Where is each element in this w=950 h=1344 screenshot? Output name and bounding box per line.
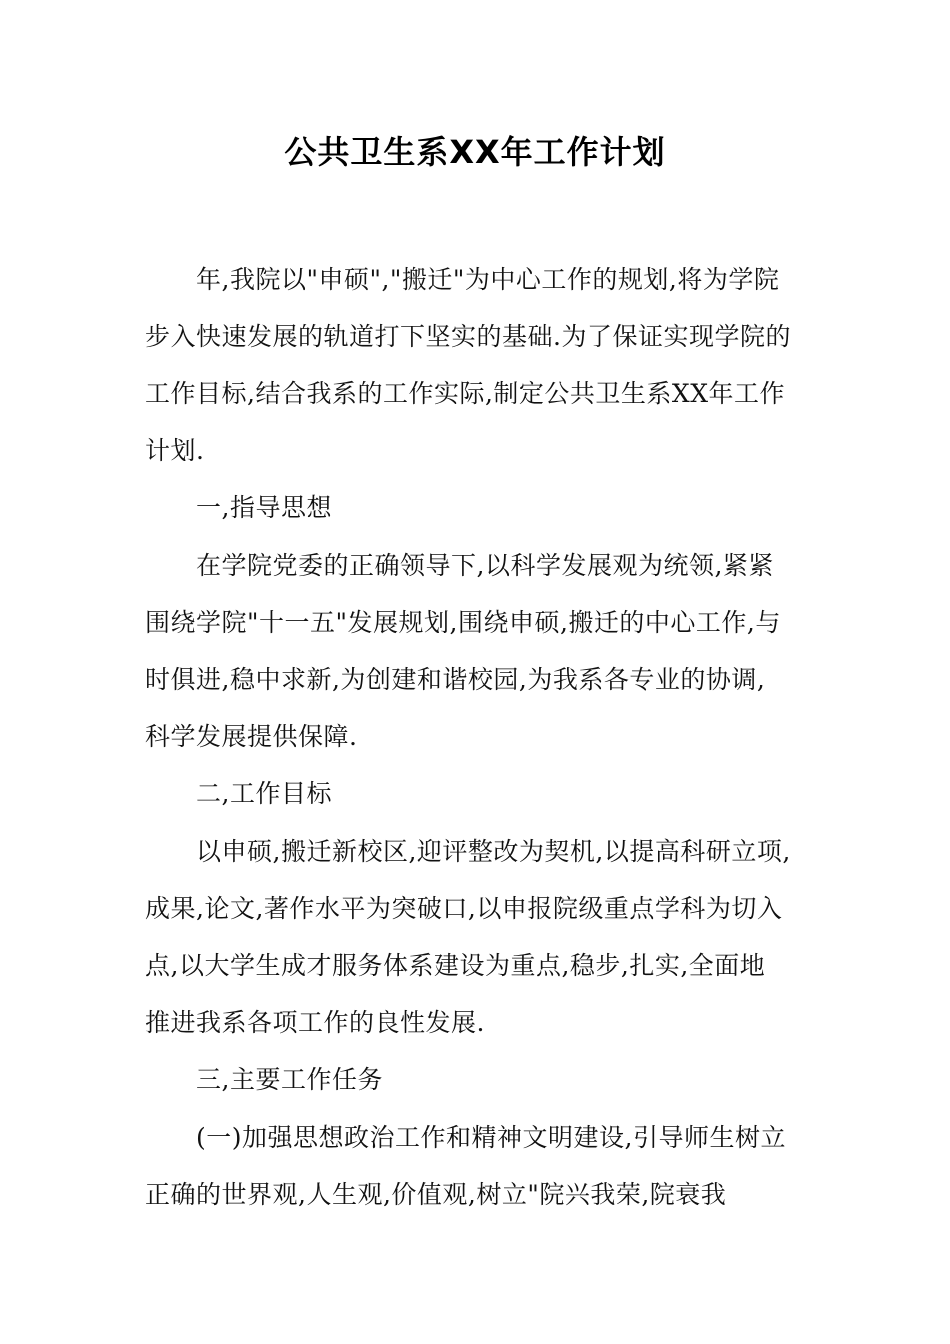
paragraph-line: 工作目标,结合我系的工作实际,制定公共卫生系XX年工作 <box>145 379 785 408</box>
paragraph-line: 科学发展提供保障. <box>145 722 358 751</box>
paragraph-line: 围绕学院"十一五"发展规划,围绕申硕,搬迁的中心工作,与 <box>145 608 781 637</box>
paragraph-line: 正确的世界观,人生观,价值观,树立"院兴我荣,院衰我 <box>145 1180 727 1209</box>
document-title: 公共卫生系XX年工作计划 <box>284 133 666 171</box>
paragraph-line: 在学院党委的正确领导下,以科学发展观为统领,紧紧 <box>196 551 774 580</box>
paragraph-line: 成果,论文,著作水平为突破口,以申报院级重点学科为切入 <box>145 894 783 923</box>
paragraph-line: 年,我院以"申硕","搬迁"为中心工作的规划,将为学院 <box>196 265 780 294</box>
section-heading: 一,指导思想 <box>196 493 332 522</box>
paragraph-line: 时俱进,稳中求新,为创建和谐校园,为我系各专业的协调, <box>145 665 766 694</box>
section-heading: 三,主要工作任务 <box>196 1065 383 1094</box>
paragraph-line: 点,以大学生成才服务体系建设为重点,稳步,扎实,全面地 <box>145 951 766 980</box>
section-heading: 二,工作目标 <box>196 779 332 808</box>
paragraph-line: 计划. <box>145 436 205 465</box>
paragraph-line: 步入快速发展的轨道打下坚实的基础.为了保证实现学院的 <box>145 322 791 351</box>
paragraph-line: 推进我系各项工作的良性发展. <box>145 1008 485 1037</box>
paragraph-line: 以申硕,搬迁新校区,迎评整改为契机,以提高科研立项, <box>196 837 791 866</box>
paragraph-line: (一)加强思想政治工作和精神文明建设,引导师生树立 <box>196 1123 786 1152</box>
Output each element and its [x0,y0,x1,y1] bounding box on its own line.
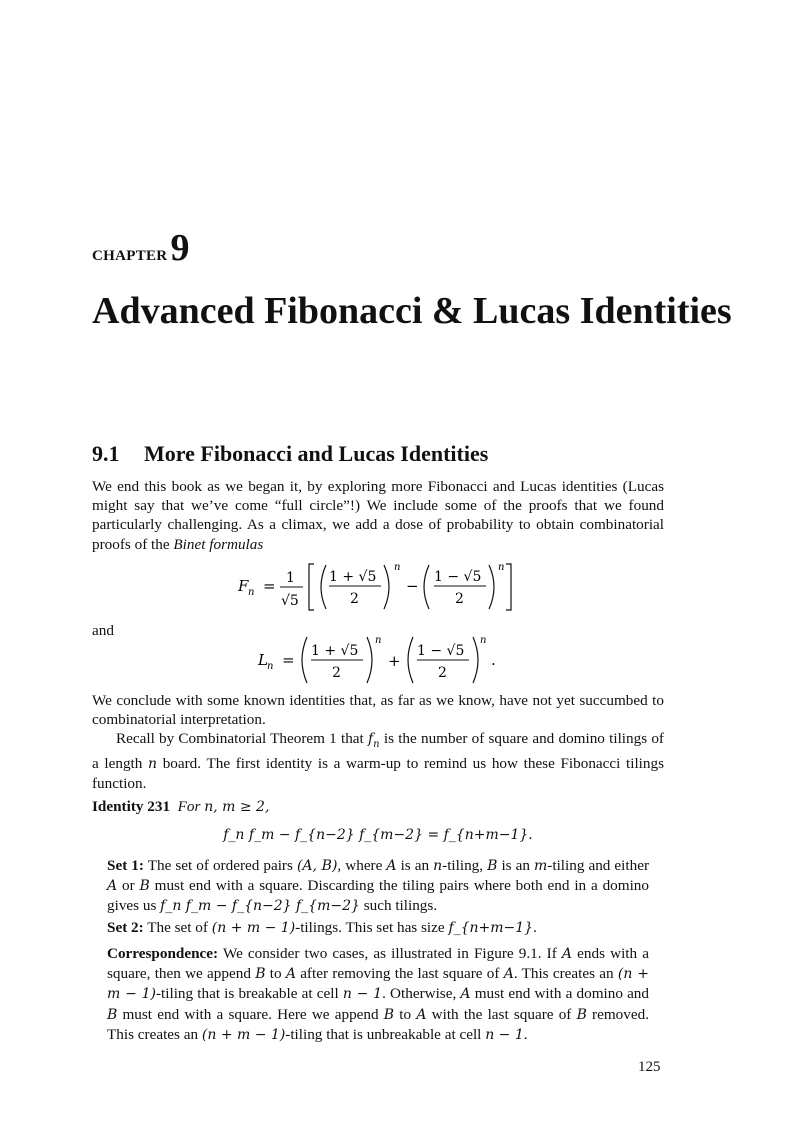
set1-pair: (A, B) [296,858,338,874]
formula-f-right-bracket [506,564,511,610]
set1-B1: B [487,858,498,874]
corr-text-e: . This creates an [513,965,618,983]
formula-f-lhs-sub: n [248,587,255,598]
formula-l-eq: = [282,651,295,669]
set1-A1: A [386,858,397,874]
correspondence-label: Correspondence: [107,945,219,962]
set2-text-a: The set of [143,919,212,936]
formula-f-plus-num: 1 + √5 [329,569,377,585]
chapter-heading [92,226,189,270]
formula-l-right-paren-1 [367,637,372,683]
formula-f-exp-1: n [394,562,401,573]
section-title: More Fibonacci and Lucas Identities [144,441,489,466]
formula-l-left-paren-2 [408,637,413,683]
corr-B3: B [383,1006,395,1023]
recall-text-c: board. The first identity is a warm-up to remind us how these Fibonacci tilings function. [92,755,665,793]
recall-paragraph [92,729,664,793]
binet-term: Binet formulas [173,535,264,553]
set1-text-c: is an [396,857,434,874]
set1-text-b: , where [337,857,387,874]
formula-l-lhs-sub: n [267,661,274,672]
identity-label: Identity 231 [92,798,171,815]
corr-text-f: -tiling that is breakable at cell [155,985,343,1003]
corr-text-a: We consider two cases, as illustrated in Figure 9.1. If [218,945,562,962]
set2-text-b: -tilings. This set has size [295,919,449,936]
corr-text-d: after removing the last square of [295,965,504,983]
formula-l-lhs: L [258,651,268,669]
binet-formula-f [230,558,530,616]
formula-f-one: 1 [286,570,295,586]
corr-A2: A [285,966,296,983]
corr-text-h: must end with a domino and [470,985,649,1003]
corr-B4: B [576,1006,587,1023]
section-number: 9.1 [92,441,120,466]
formula-f-left-paren-1 [321,565,326,609]
corr-expr1: (n + m − 1) [107,966,649,1003]
corr-expr2: (n + m − 1) [201,1026,286,1043]
formula-l-right-paren-2 [473,637,478,683]
corr-cell1: n − 1 [342,986,383,1003]
corr-text-g: . Otherwise, [382,985,461,1003]
chapter-title: Advanced Fibonacci & Lucas Identities [92,290,732,332]
formula-f-two-1: 2 [350,591,359,607]
set1-text-e: is an [497,857,535,874]
set1-B2: B [139,878,150,895]
corr-text-k: with the last square of [426,1005,577,1023]
formula-f-sqrt5: √5 [281,593,299,609]
formula-l-plus: + [388,652,401,670]
recall-fn-base: f [367,731,374,747]
recall-fn-sub: n [373,738,380,750]
binet-formula-l [250,627,510,687]
set1-text-g: or [117,877,140,895]
set1-text-d: -tiling, [442,857,488,874]
identity-equation [92,826,664,844]
set2-text-c: . [533,919,537,936]
corr-text-j: to [394,1005,417,1023]
set1-expr: f_n f_m − f_{n−2} f_{m−2} [160,898,360,915]
set1-A2: A [107,878,118,895]
corr-text-m: -tiling that is unbreakable at cell [285,1025,486,1043]
formula-f-minus-num: 1 − √5 [434,569,482,585]
formula-f-left-bracket [309,564,314,610]
corr-B1: B [255,966,266,983]
formula-l-two-2: 2 [438,665,447,681]
formula-f-two-2: 2 [455,591,464,607]
corr-text-b: ends with a square, then we append [107,945,649,983]
set1-block [107,856,649,917]
chapter-number: 9 [170,227,190,269]
set2-expr: (n + m − 1) [211,920,296,936]
formula-l-two-1: 2 [332,665,341,681]
formula-f-right-paren-1 [384,565,389,609]
corr-B2: B [107,1006,118,1023]
formula-f-left-paren-2 [424,565,429,609]
formula-f-lhs: F [238,577,249,595]
corr-text-c: to [265,965,286,983]
formula-l-exp-2: n [480,635,487,646]
formula-l-minus-num: 1 − √5 [417,643,465,659]
correspondence-block [107,944,649,1045]
recall-text-a: Recall by Combinatorial Theorem 1 that [116,730,368,747]
corr-text-i: must end with a square. Here we append [117,1005,384,1023]
corr-cell2: n − 1 [485,1026,524,1043]
set1-n1: n [433,858,443,874]
set2-size: f_{n+m−1} [448,920,534,936]
recall-n: n [148,756,158,772]
set1-m1: m [534,858,548,874]
identity-equation-text: f_n f_m − f_{n−2} f_{m−2} = f_{n+m−1}. [223,827,533,843]
page-number: 125 [638,1059,661,1075]
and-word: and [92,622,114,639]
identity-condition-text: For [177,798,205,815]
corr-A5: A [416,1006,427,1023]
corr-text-n: . [523,1025,528,1043]
recall-fn [367,731,380,750]
formula-f-minus: − [406,577,419,595]
set1-text-h: must end with a square. Discarding the tiling pairs where both end in a domino gives us [107,877,649,915]
intro-paragraph [92,477,664,554]
set1-text-a: The set of ordered pairs [143,857,297,874]
formula-f-eq: = [263,577,276,595]
set1-text-f: -tiling and either [547,857,650,874]
formula-f-exp-2: n [498,562,505,573]
formula-l-plus-num: 1 + √5 [311,643,359,659]
formula-l-exp-1: n [375,635,382,646]
corr-A3: A [503,966,514,983]
set1-text-i: such tilings. [359,897,438,915]
formula-l-period: . [491,651,496,669]
set2-label: Set 2: [107,919,144,936]
chapter-word: CHAPTER [92,248,168,264]
conclusion-paragraph: We conclude with some known identities that, as far as we know, have not yet succumbed to combinatorial interpretation. [92,692,664,729]
corr-text-l: removed. This creates an [107,1005,649,1043]
corr-A4: A [460,986,471,1003]
intro-text: We end this book as we began it, by exploring more Fibonacci and Lucas identities (Lucas might say that we’ve come “full circle”!) We include some of the proofs that we found particularly challenging. As a climax, we add a dose of probability to obtain combinatorial proofs of the [92,478,664,553]
set2-block [107,918,649,938]
formula-f-right-paren-2 [489,565,494,609]
identity-condition-math: n, m ≥ 2, [204,799,270,815]
section-heading [92,441,488,467]
identity-statement [92,797,664,817]
recall-text-b: is the number of square and domino tilings of a length [92,730,664,772]
set1-label: Set 1: [107,857,144,874]
corr-A1: A [561,946,573,962]
formula-l-left-paren-1 [302,637,307,683]
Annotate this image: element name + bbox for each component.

--- --- ---

(Task prompt) Rewrite the entries from the beginning through the line containing "Output each element", replacing "section-heading" with "subheading" and leaving everything else unchanged. Leave out the pictures.

(The output)
Where is each element in this w=950 h=1344 screenshot? Output name and bounding box per line.
paragraph-line: 工作目标,结合我系的工作实际,制定公共卫生系XX年工作 <box>145 379 785 408</box>
paragraph-line: 科学发展提供保障. <box>145 722 358 751</box>
paragraph-line: 围绕学院"十一五"发展规划,围绕申硕,搬迁的中心工作,与 <box>145 608 781 637</box>
paragraph-line: 正确的世界观,人生观,价值观,树立"院兴我荣,院衰我 <box>145 1180 727 1209</box>
document-title: 公共卫生系XX年工作计划 <box>284 133 666 171</box>
paragraph-line: 在学院党委的正确领导下,以科学发展观为统领,紧紧 <box>196 551 774 580</box>
paragraph-line: 成果,论文,著作水平为突破口,以申报院级重点学科为切入 <box>145 894 783 923</box>
paragraph-line: 年,我院以"申硕","搬迁"为中心工作的规划,将为学院 <box>196 265 780 294</box>
subheading: 一,指导思想 <box>196 493 332 522</box>
paragraph-line: 时俱进,稳中求新,为创建和谐校园,为我系各专业的协调, <box>145 665 766 694</box>
subheading: 三,主要工作任务 <box>196 1065 383 1094</box>
paragraph-line: 点,以大学生成才服务体系建设为重点,稳步,扎实,全面地 <box>145 951 766 980</box>
subheading: 二,工作目标 <box>196 779 332 808</box>
paragraph-line: 计划. <box>145 436 205 465</box>
paragraph-line: 步入快速发展的轨道打下坚实的基础.为了保证实现学院的 <box>145 322 791 351</box>
paragraph-line: 推进我系各项工作的良性发展. <box>145 1008 485 1037</box>
paragraph-line: 以申硕,搬迁新校区,迎评整改为契机,以提高科研立项, <box>196 837 791 866</box>
paragraph-line: (一)加强思想政治工作和精神文明建设,引导师生树立 <box>196 1123 786 1152</box>
Output each element and its [x0,y0,x1,y1] bounding box on its own line.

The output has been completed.